DATA LISTING >>

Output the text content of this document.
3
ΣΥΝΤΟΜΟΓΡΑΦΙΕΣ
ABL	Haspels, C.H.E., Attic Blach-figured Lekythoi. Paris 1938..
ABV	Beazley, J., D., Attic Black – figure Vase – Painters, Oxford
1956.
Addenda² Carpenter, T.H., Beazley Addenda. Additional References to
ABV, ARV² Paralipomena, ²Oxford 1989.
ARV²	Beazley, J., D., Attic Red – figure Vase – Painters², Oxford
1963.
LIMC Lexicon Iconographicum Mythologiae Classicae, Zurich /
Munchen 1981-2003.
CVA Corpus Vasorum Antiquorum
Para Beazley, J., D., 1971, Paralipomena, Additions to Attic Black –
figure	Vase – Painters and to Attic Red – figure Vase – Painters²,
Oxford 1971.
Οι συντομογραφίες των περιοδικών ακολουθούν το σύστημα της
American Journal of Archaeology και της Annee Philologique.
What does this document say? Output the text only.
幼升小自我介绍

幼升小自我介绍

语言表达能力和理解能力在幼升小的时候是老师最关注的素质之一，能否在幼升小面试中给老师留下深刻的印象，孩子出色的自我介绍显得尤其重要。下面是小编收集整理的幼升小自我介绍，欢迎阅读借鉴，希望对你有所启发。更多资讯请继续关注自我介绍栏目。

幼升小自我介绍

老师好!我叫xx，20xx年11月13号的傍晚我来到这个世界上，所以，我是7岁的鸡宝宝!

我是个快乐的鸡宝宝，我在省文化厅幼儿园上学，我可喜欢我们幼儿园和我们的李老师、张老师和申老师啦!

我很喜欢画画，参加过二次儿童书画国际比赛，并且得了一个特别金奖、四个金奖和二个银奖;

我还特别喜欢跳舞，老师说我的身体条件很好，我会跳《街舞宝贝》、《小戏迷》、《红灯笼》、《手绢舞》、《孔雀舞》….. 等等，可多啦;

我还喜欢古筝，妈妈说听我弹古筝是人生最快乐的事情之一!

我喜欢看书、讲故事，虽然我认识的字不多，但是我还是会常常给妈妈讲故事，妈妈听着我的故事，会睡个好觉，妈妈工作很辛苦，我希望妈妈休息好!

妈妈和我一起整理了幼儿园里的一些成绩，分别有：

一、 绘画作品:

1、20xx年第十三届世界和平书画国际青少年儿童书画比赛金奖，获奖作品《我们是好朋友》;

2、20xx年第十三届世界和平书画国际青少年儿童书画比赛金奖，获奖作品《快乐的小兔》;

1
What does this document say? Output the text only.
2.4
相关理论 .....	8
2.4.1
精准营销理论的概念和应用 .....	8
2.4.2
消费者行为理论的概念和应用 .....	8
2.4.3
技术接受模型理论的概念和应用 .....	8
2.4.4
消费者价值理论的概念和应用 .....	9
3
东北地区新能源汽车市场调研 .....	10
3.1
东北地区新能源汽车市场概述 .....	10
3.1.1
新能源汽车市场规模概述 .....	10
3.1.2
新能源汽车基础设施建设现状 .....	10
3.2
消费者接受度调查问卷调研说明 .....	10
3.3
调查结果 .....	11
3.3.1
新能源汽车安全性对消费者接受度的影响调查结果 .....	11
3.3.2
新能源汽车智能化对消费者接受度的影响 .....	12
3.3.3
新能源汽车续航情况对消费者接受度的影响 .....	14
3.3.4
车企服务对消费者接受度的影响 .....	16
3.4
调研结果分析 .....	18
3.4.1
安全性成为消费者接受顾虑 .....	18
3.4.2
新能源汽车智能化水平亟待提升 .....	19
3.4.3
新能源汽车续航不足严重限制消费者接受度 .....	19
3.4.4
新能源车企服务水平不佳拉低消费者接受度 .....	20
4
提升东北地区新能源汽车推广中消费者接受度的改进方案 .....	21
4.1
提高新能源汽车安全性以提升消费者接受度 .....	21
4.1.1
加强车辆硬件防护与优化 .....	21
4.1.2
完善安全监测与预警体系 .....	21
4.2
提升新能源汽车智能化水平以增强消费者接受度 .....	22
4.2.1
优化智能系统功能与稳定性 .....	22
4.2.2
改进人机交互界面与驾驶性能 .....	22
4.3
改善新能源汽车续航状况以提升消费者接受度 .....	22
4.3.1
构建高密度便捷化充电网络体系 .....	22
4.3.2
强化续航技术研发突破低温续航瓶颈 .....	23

EXERCISE >> Each line that has the word "获奖作品" counts once. How many such lines are in the data? Give the number alone.

PROBLEM SOLUTION >> 2